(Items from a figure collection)
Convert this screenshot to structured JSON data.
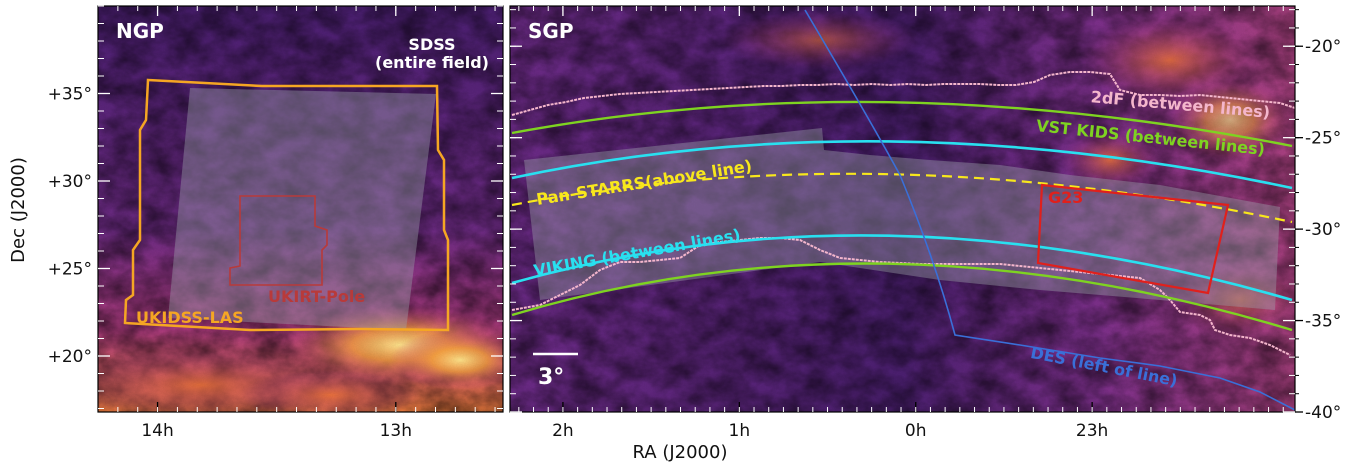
{
  "colors": {
    "bg_dark": "#2a0f4a",
    "bg_mid": "#6a2a8a",
    "bg_warm": "#c6407a",
    "bg_bright": "#f08a3a",
    "bg_hot": "#fde68a",
    "overlay_gray": "#8a8a9a",
    "ukidss": "#f5a623",
    "ukirt": "#b83a3a",
    "sdss": "#ffffff",
    "twodf": "#f4b6cc",
    "vst": "#7ed321",
    "viking": "#29e0f0",
    "panstarrs": "#f8e71c",
    "g23": "#e0201c",
    "des": "#3a6fd8"
  },
  "chart_data": [
    {
      "type": "map",
      "panel": "NGP",
      "title": "NGP",
      "xlabel": "",
      "ylabel": "Dec (J2000)",
      "x_ticks": [
        "14h",
        "13h"
      ],
      "y_ticks": [
        "+20°",
        "+25°",
        "+30°",
        "+35°"
      ],
      "xlim_hours": [
        14.25,
        12.55
      ],
      "ylim_deg": [
        16.8,
        40.0
      ],
      "annotations": [
        {
          "id": "sdss",
          "lines": [
            "SDSS",
            "(entire field)"
          ]
        },
        {
          "id": "ukidss",
          "text": "UKIDSS-LAS"
        },
        {
          "id": "ukirt",
          "text": "UKIRT-Pole"
        }
      ]
    },
    {
      "type": "map",
      "panel": "SGP",
      "title": "SGP",
      "xlabel": "",
      "ylabel": "",
      "x_ticks": [
        "2h",
        "1h",
        "0h",
        "23h"
      ],
      "y_ticks": [
        "-20°",
        "-25°",
        "-30°",
        "-35°",
        "-40°"
      ],
      "xlim_hours": [
        2.3,
        -2.15
      ],
      "ylim_deg": [
        -40.0,
        -17.8
      ],
      "annotations": [
        {
          "id": "twodf",
          "text": "2dF (between lines)"
        },
        {
          "id": "vst",
          "text": "VST KIDS (between lines)"
        },
        {
          "id": "panstarrs",
          "text": "Pan-STARRS(above line)"
        },
        {
          "id": "g23",
          "text": "G23"
        },
        {
          "id": "viking",
          "text": "VIKING (between lines)"
        },
        {
          "id": "des",
          "text": "DES (left of line)"
        }
      ],
      "scale_bar": "3°"
    }
  ],
  "shared": {
    "xlabel": "RA (J2000)"
  }
}
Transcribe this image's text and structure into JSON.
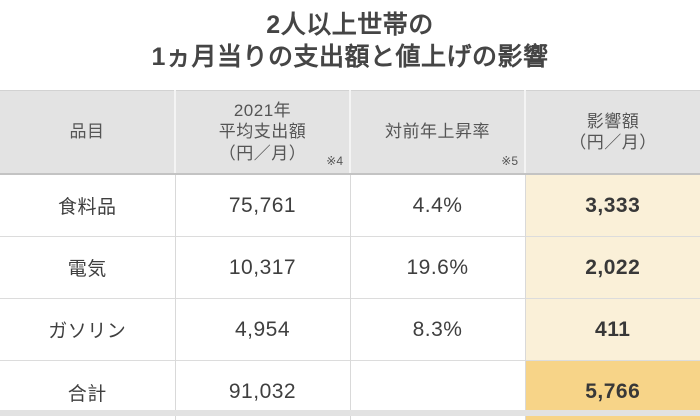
{
  "title": {
    "line1": "2人以上世帯の",
    "line2": "1ヵ月当りの支出額と値上げの影響"
  },
  "table": {
    "header": {
      "item": "品目",
      "spend_line1": "2021年",
      "spend_line2": "平均支出額",
      "spend_line3": "（円／月）",
      "spend_note": "※4",
      "rate": "対前年上昇率",
      "rate_note": "※5",
      "impact_line1": "影響額",
      "impact_line2": "（円／月）"
    },
    "rows": [
      {
        "item": "食料品",
        "spend": "75,761",
        "rate": "4.4%",
        "impact": "3,333"
      },
      {
        "item": "電気",
        "spend": "10,317",
        "rate": "19.6%",
        "impact": "2,022"
      },
      {
        "item": "ガソリン",
        "spend": "4,954",
        "rate": "8.3%",
        "impact": "411"
      },
      {
        "item": "合計",
        "spend": "91,032",
        "rate": "",
        "impact": "5,766"
      }
    ]
  },
  "colors": {
    "title_color": "#454545",
    "header_bg": "#e3e3e3",
    "header_text": "#555555",
    "body_text": "#3f3f3f",
    "impact_bg": "#faf0d8",
    "impact_total_bg": "#f7d488",
    "impact_text": "#383838",
    "bottom_bar": "#e2e2e2"
  },
  "chart_data": {
    "type": "table",
    "title": "2人以上世帯の1ヵ月当りの支出額と値上げの影響",
    "columns": [
      "品目",
      "2021年平均支出額（円／月）※4",
      "対前年上昇率※5",
      "影響額（円／月）"
    ],
    "rows": [
      {
        "品目": "食料品",
        "平均支出額_円月": 75761,
        "対前年上昇率": "4.4%",
        "影響額_円月": 3333
      },
      {
        "品目": "電気",
        "平均支出額_円月": 10317,
        "対前年上昇率": "19.6%",
        "影響額_円月": 2022
      },
      {
        "品目": "ガソリン",
        "平均支出額_円月": 4954,
        "対前年上昇率": "8.3%",
        "影響額_円月": 411
      },
      {
        "品目": "合計",
        "平均支出額_円月": 91032,
        "対前年上昇率": "",
        "影響額_円月": 5766
      }
    ],
    "notes": [
      "※4",
      "※5"
    ],
    "highlight_column": "影響額（円／月）"
  }
}
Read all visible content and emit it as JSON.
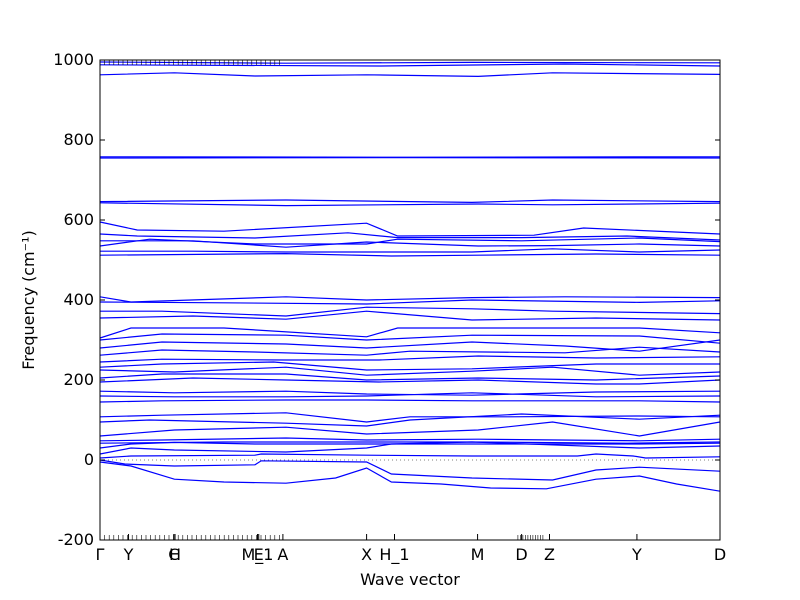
{
  "chart_data": {
    "type": "line",
    "xlabel": "Wave vector",
    "ylabel": "Frequency (cm⁻¹)",
    "ylim": [
      -200,
      1000
    ],
    "yticks": [
      -200,
      0,
      200,
      400,
      600,
      800,
      1000
    ],
    "xlim": [
      0,
      1
    ],
    "grid": false,
    "zero_line": "dotted",
    "line_color": "#0000ff",
    "symmetry_points": [
      {
        "label": "Γ",
        "x": 0.0
      },
      {
        "label": "Y",
        "x": 0.046
      },
      {
        "label": "C",
        "x": 0.119
      },
      {
        "label": "H",
        "x": 0.121
      },
      {
        "label": "M_1",
        "x": 0.254
      },
      {
        "label": "E",
        "x": 0.256
      },
      {
        "label": "A",
        "x": 0.295
      },
      {
        "label": "X",
        "x": 0.43
      },
      {
        "label": "H_1",
        "x": 0.475
      },
      {
        "label": "M",
        "x": 0.609
      },
      {
        "label": "D",
        "x": 0.68
      },
      {
        "label": "Z",
        "x": 0.725
      },
      {
        "label": "Y",
        "x": 0.866
      },
      {
        "label": "D",
        "x": 1.0
      }
    ],
    "series": [
      {
        "values": [
          [
            0,
            995
          ],
          [
            0.3,
            992
          ],
          [
            0.6,
            994
          ],
          [
            1,
            993
          ]
        ]
      },
      {
        "values": [
          [
            0,
            988
          ],
          [
            0.45,
            985
          ],
          [
            0.75,
            990
          ],
          [
            1,
            985
          ]
        ]
      },
      {
        "values": [
          [
            0,
            963
          ],
          [
            0.12,
            968
          ],
          [
            0.25,
            960
          ],
          [
            0.43,
            963
          ],
          [
            0.61,
            959
          ],
          [
            0.73,
            968
          ],
          [
            1,
            964
          ]
        ]
      },
      {
        "values": [
          [
            0,
            758
          ],
          [
            0.5,
            757
          ],
          [
            1,
            758
          ]
        ]
      },
      {
        "values": [
          [
            0,
            755
          ],
          [
            0.5,
            756
          ],
          [
            1,
            755
          ]
        ]
      },
      {
        "values": [
          [
            0,
            646
          ],
          [
            0.3,
            650
          ],
          [
            0.6,
            644
          ],
          [
            0.73,
            650
          ],
          [
            1,
            646
          ]
        ]
      },
      {
        "values": [
          [
            0,
            643
          ],
          [
            0.3,
            636
          ],
          [
            0.61,
            640
          ],
          [
            0.73,
            638
          ],
          [
            1,
            642
          ]
        ]
      },
      {
        "values": [
          [
            0,
            595
          ],
          [
            0.06,
            575
          ],
          [
            0.2,
            572
          ],
          [
            0.43,
            592
          ],
          [
            0.48,
            560
          ],
          [
            0.7,
            562
          ],
          [
            0.78,
            580
          ],
          [
            1,
            565
          ]
        ]
      },
      {
        "values": [
          [
            0,
            565
          ],
          [
            0.06,
            560
          ],
          [
            0.25,
            555
          ],
          [
            0.4,
            568
          ],
          [
            0.48,
            556
          ],
          [
            0.68,
            556
          ],
          [
            0.85,
            560
          ],
          [
            1,
            550
          ]
        ]
      },
      {
        "values": [
          [
            0,
            535
          ],
          [
            0.08,
            552
          ],
          [
            0.25,
            540
          ],
          [
            0.43,
            540
          ],
          [
            0.48,
            552
          ],
          [
            0.68,
            548
          ],
          [
            0.87,
            555
          ],
          [
            1,
            546
          ]
        ]
      },
      {
        "values": [
          [
            0,
            548
          ],
          [
            0.15,
            548
          ],
          [
            0.3,
            532
          ],
          [
            0.43,
            545
          ],
          [
            0.61,
            535
          ],
          [
            0.73,
            536
          ],
          [
            0.87,
            540
          ],
          [
            1,
            535
          ]
        ]
      },
      {
        "values": [
          [
            0,
            522
          ],
          [
            0.15,
            522
          ],
          [
            0.3,
            520
          ],
          [
            0.6,
            520
          ],
          [
            0.73,
            528
          ],
          [
            0.87,
            520
          ],
          [
            1,
            525
          ]
        ]
      },
      {
        "values": [
          [
            0,
            512
          ],
          [
            0.3,
            516
          ],
          [
            0.47,
            510
          ],
          [
            0.61,
            512
          ],
          [
            0.8,
            515
          ],
          [
            1,
            512
          ]
        ]
      },
      {
        "values": [
          [
            0,
            408
          ],
          [
            0.05,
            395
          ],
          [
            0.3,
            408
          ],
          [
            0.43,
            400
          ],
          [
            0.6,
            406
          ],
          [
            0.75,
            408
          ],
          [
            1,
            406
          ]
        ]
      },
      {
        "values": [
          [
            0,
            395
          ],
          [
            0.2,
            393
          ],
          [
            0.43,
            390
          ],
          [
            0.6,
            400
          ],
          [
            0.87,
            394
          ],
          [
            1,
            398
          ]
        ]
      },
      {
        "values": [
          [
            0,
            372
          ],
          [
            0.1,
            372
          ],
          [
            0.3,
            360
          ],
          [
            0.43,
            382
          ],
          [
            0.6,
            378
          ],
          [
            0.73,
            372
          ],
          [
            1,
            366
          ]
        ]
      },
      {
        "values": [
          [
            0,
            355
          ],
          [
            0.15,
            360
          ],
          [
            0.3,
            352
          ],
          [
            0.43,
            372
          ],
          [
            0.6,
            350
          ],
          [
            0.8,
            355
          ],
          [
            1,
            350
          ]
        ]
      },
      {
        "values": [
          [
            0,
            305
          ],
          [
            0.05,
            330
          ],
          [
            0.2,
            330
          ],
          [
            0.43,
            308
          ],
          [
            0.48,
            330
          ],
          [
            0.6,
            330
          ],
          [
            0.87,
            330
          ],
          [
            1,
            318
          ]
        ]
      },
      {
        "values": [
          [
            0,
            300
          ],
          [
            0.1,
            315
          ],
          [
            0.3,
            312
          ],
          [
            0.43,
            300
          ],
          [
            0.6,
            312
          ],
          [
            0.87,
            310
          ],
          [
            1,
            292
          ]
        ]
      },
      {
        "values": [
          [
            0,
            280
          ],
          [
            0.1,
            295
          ],
          [
            0.3,
            290
          ],
          [
            0.43,
            280
          ],
          [
            0.6,
            295
          ],
          [
            0.75,
            285
          ],
          [
            0.87,
            272
          ],
          [
            1,
            300
          ]
        ]
      },
      {
        "values": [
          [
            0,
            262
          ],
          [
            0.1,
            275
          ],
          [
            0.25,
            270
          ],
          [
            0.43,
            262
          ],
          [
            0.5,
            272
          ],
          [
            0.75,
            268
          ],
          [
            0.87,
            282
          ],
          [
            1,
            270
          ]
        ]
      },
      {
        "values": [
          [
            0,
            245
          ],
          [
            0.1,
            252
          ],
          [
            0.3,
            250
          ],
          [
            0.45,
            250
          ],
          [
            0.61,
            260
          ],
          [
            0.8,
            255
          ],
          [
            1,
            258
          ]
        ]
      },
      {
        "values": [
          [
            0,
            232
          ],
          [
            0.1,
            240
          ],
          [
            0.28,
            245
          ],
          [
            0.43,
            225
          ],
          [
            0.6,
            228
          ],
          [
            0.8,
            240
          ],
          [
            1,
            240
          ]
        ]
      },
      {
        "values": [
          [
            0,
            225
          ],
          [
            0.12,
            220
          ],
          [
            0.3,
            232
          ],
          [
            0.43,
            212
          ],
          [
            0.6,
            222
          ],
          [
            0.73,
            232
          ],
          [
            0.87,
            212
          ],
          [
            1,
            220
          ]
        ]
      },
      {
        "values": [
          [
            0,
            205
          ],
          [
            0.1,
            215
          ],
          [
            0.3,
            215
          ],
          [
            0.43,
            200
          ],
          [
            0.61,
            205
          ],
          [
            0.8,
            200
          ],
          [
            1,
            210
          ]
        ]
      },
      {
        "values": [
          [
            0,
            195
          ],
          [
            0.15,
            205
          ],
          [
            0.3,
            200
          ],
          [
            0.45,
            195
          ],
          [
            0.61,
            200
          ],
          [
            0.8,
            190
          ],
          [
            0.87,
            190
          ],
          [
            1,
            200
          ]
        ]
      },
      {
        "values": [
          [
            0,
            172
          ],
          [
            0.12,
            168
          ],
          [
            0.3,
            172
          ],
          [
            0.43,
            165
          ],
          [
            0.6,
            162
          ],
          [
            0.8,
            170
          ],
          [
            1,
            172
          ]
        ]
      },
      {
        "values": [
          [
            0,
            160
          ],
          [
            0.12,
            158
          ],
          [
            0.3,
            158
          ],
          [
            0.43,
            160
          ],
          [
            0.6,
            168
          ],
          [
            0.8,
            158
          ],
          [
            1,
            160
          ]
        ]
      },
      {
        "values": [
          [
            0,
            145
          ],
          [
            0.1,
            148
          ],
          [
            0.3,
            150
          ],
          [
            0.43,
            150
          ],
          [
            0.6,
            148
          ],
          [
            0.87,
            148
          ],
          [
            1,
            145
          ]
        ]
      },
      {
        "values": [
          [
            0,
            108
          ],
          [
            0.1,
            112
          ],
          [
            0.3,
            118
          ],
          [
            0.43,
            95
          ],
          [
            0.5,
            108
          ],
          [
            0.66,
            108
          ],
          [
            0.87,
            110
          ],
          [
            1,
            108
          ]
        ]
      },
      {
        "values": [
          [
            0,
            95
          ],
          [
            0.08,
            100
          ],
          [
            0.3,
            92
          ],
          [
            0.43,
            85
          ],
          [
            0.5,
            100
          ],
          [
            0.68,
            115
          ],
          [
            0.87,
            102
          ],
          [
            1,
            112
          ]
        ]
      },
      {
        "values": [
          [
            0,
            60
          ],
          [
            0.12,
            75
          ],
          [
            0.3,
            82
          ],
          [
            0.43,
            65
          ],
          [
            0.61,
            75
          ],
          [
            0.73,
            95
          ],
          [
            0.87,
            60
          ],
          [
            1,
            95
          ]
        ]
      },
      {
        "values": [
          [
            0,
            48
          ],
          [
            0.1,
            50
          ],
          [
            0.3,
            55
          ],
          [
            0.43,
            50
          ],
          [
            0.61,
            52
          ],
          [
            0.87,
            48
          ],
          [
            1,
            52
          ]
        ]
      },
      {
        "values": [
          [
            0,
            42
          ],
          [
            0.2,
            45
          ],
          [
            0.43,
            45
          ],
          [
            0.6,
            45
          ],
          [
            0.85,
            42
          ],
          [
            1,
            45
          ]
        ]
      },
      {
        "values": [
          [
            0,
            30
          ],
          [
            0.05,
            40
          ],
          [
            0.12,
            44
          ],
          [
            0.25,
            40
          ],
          [
            0.43,
            40
          ],
          [
            0.6,
            40
          ],
          [
            0.87,
            40
          ],
          [
            1,
            42
          ]
        ]
      },
      {
        "values": [
          [
            0,
            15
          ],
          [
            0.05,
            30
          ],
          [
            0.12,
            25
          ],
          [
            0.3,
            20
          ],
          [
            0.43,
            30
          ],
          [
            0.47,
            40
          ],
          [
            0.6,
            45
          ],
          [
            0.87,
            30
          ],
          [
            1,
            35
          ]
        ]
      },
      {
        "values": [
          [
            0,
            5
          ],
          [
            0.05,
            10
          ],
          [
            0.25,
            12
          ],
          [
            0.26,
            15
          ],
          [
            0.43,
            12
          ],
          [
            0.6,
            10
          ],
          [
            0.77,
            10
          ],
          [
            0.8,
            15
          ],
          [
            0.86,
            10
          ],
          [
            0.88,
            5
          ],
          [
            1,
            8
          ]
        ]
      },
      {
        "values": [
          [
            0,
            0
          ],
          [
            0.04,
            -10
          ],
          [
            0.12,
            -15
          ],
          [
            0.25,
            -12
          ],
          [
            0.26,
            -2
          ],
          [
            0.43,
            -5
          ],
          [
            0.47,
            -35
          ],
          [
            0.6,
            -45
          ],
          [
            0.73,
            -50
          ],
          [
            0.8,
            -25
          ],
          [
            0.87,
            -18
          ],
          [
            1,
            -28
          ]
        ]
      },
      {
        "values": [
          [
            0,
            -5
          ],
          [
            0.05,
            -15
          ],
          [
            0.12,
            -48
          ],
          [
            0.2,
            -55
          ],
          [
            0.3,
            -58
          ],
          [
            0.38,
            -45
          ],
          [
            0.43,
            -20
          ],
          [
            0.47,
            -55
          ],
          [
            0.55,
            -60
          ],
          [
            0.63,
            -70
          ],
          [
            0.72,
            -72
          ],
          [
            0.8,
            -48
          ],
          [
            0.87,
            -40
          ],
          [
            0.93,
            -60
          ],
          [
            1,
            -78
          ]
        ]
      }
    ]
  }
}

**Exercise instructions:** Find the lines containing "JSON" and pull them out.

**Response below:**
Convert this screenshot to structured JSON data.
Transcribe this image's text and structure into JSON.
Read all visible content and emit it as JSON.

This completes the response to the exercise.